[Element and coordinate records]
-----

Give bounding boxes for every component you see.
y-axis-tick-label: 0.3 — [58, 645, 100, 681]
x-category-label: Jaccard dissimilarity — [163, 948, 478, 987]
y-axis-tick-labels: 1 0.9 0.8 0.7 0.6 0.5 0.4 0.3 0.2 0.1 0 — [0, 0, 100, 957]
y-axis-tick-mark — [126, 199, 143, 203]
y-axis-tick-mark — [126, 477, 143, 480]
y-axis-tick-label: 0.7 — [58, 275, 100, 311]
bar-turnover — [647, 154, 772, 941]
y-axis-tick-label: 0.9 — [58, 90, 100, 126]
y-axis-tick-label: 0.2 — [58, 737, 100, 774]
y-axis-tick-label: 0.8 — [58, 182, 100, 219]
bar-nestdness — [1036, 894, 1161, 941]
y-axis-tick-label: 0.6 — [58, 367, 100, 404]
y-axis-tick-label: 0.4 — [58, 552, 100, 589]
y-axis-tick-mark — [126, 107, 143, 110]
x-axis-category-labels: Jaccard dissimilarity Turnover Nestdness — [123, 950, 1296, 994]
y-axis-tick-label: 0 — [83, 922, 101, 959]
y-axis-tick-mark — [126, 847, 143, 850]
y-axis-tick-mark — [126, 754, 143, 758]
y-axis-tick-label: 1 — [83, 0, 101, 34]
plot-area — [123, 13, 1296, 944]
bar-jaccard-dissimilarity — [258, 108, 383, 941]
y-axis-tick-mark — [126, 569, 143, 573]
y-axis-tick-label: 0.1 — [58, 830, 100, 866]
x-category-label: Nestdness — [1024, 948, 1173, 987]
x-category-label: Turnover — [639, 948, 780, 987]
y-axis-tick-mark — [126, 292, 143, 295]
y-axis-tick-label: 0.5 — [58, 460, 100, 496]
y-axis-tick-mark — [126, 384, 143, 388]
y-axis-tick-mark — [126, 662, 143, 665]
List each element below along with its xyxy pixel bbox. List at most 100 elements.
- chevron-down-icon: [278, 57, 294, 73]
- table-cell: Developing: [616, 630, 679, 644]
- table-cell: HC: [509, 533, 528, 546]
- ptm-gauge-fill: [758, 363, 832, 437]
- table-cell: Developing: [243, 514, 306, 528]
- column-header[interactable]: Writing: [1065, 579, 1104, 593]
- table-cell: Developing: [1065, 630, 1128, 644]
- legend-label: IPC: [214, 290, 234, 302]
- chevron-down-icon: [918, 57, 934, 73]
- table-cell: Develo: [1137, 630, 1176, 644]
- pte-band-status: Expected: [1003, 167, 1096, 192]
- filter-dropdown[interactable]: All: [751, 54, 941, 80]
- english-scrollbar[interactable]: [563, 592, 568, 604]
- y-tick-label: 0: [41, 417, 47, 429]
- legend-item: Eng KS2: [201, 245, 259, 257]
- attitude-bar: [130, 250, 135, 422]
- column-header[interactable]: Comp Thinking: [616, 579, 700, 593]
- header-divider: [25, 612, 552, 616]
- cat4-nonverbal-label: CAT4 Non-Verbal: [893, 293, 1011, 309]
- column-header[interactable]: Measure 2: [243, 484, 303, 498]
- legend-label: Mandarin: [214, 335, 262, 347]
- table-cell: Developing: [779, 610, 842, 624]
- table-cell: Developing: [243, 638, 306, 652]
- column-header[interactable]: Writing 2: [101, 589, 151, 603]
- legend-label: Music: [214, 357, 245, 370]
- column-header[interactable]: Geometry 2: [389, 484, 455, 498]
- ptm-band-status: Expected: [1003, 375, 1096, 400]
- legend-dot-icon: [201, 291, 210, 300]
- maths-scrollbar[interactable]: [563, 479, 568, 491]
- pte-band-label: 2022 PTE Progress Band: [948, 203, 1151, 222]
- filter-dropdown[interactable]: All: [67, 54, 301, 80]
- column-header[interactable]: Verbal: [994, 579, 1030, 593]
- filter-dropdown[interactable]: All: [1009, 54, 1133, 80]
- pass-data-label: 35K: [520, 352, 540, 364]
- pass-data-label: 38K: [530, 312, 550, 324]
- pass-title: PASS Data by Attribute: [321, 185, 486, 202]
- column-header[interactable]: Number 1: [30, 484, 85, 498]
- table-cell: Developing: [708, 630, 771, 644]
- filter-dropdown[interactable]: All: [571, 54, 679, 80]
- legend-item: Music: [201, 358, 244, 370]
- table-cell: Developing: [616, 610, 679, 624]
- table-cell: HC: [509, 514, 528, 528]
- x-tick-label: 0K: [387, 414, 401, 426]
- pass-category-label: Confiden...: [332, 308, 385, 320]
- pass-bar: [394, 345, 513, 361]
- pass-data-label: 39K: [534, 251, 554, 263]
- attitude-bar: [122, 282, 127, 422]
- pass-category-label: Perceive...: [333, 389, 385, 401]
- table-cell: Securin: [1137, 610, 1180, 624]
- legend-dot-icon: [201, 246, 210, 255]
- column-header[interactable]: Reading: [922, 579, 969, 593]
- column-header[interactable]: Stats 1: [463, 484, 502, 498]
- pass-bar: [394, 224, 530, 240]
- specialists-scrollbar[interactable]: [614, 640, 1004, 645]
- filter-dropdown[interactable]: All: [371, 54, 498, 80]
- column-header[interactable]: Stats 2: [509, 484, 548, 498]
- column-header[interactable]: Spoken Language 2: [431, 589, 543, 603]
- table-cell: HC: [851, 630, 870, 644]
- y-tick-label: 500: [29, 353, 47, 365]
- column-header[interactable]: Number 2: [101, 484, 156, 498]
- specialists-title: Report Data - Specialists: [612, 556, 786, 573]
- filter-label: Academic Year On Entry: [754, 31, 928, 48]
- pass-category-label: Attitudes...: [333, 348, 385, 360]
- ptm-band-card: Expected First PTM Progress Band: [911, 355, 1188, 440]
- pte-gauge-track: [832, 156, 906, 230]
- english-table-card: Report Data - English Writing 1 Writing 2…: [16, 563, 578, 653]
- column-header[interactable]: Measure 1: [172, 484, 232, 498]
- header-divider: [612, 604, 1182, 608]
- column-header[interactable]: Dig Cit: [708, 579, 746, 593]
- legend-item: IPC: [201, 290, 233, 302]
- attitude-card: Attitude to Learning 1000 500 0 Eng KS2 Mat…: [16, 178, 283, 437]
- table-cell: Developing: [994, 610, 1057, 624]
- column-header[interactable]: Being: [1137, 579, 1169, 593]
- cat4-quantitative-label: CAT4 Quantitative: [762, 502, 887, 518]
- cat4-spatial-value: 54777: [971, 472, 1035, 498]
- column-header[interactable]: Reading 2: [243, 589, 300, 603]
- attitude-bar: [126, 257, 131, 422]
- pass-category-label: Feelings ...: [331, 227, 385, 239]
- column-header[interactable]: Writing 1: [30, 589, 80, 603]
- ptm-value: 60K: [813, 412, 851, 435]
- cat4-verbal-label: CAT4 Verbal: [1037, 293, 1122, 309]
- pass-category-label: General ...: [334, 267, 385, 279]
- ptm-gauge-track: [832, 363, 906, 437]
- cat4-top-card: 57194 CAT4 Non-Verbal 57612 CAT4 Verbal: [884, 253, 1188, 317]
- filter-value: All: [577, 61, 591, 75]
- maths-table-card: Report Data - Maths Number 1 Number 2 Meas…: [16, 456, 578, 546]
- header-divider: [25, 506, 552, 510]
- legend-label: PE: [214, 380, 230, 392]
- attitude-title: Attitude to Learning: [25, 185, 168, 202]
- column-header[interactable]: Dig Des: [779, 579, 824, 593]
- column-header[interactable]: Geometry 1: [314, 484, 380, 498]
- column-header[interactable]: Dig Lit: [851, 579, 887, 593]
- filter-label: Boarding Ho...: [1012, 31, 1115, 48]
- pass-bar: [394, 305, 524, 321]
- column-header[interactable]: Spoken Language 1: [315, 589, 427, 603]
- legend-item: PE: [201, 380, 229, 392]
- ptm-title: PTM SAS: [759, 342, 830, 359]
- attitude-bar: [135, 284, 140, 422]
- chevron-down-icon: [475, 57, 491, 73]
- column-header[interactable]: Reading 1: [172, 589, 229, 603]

-----

** Goal **
Rewrite everything from the start of the records down to and including the line containing "y-axis-tick-mark — [126, 199, 143, 203]", changing "Jaccard dissimilarity" to "Jaccard distance" and keeping everything else the same.

** Complete answer **
Give bounding boxes for every component you see.
y-axis-tick-label: 0.3 — [58, 645, 100, 681]
x-category-label: Jaccard distance — [163, 948, 478, 987]
y-axis-tick-labels: 1 0.9 0.8 0.7 0.6 0.5 0.4 0.3 0.2 0.1 0 — [0, 0, 100, 957]
y-axis-tick-mark — [126, 199, 143, 203]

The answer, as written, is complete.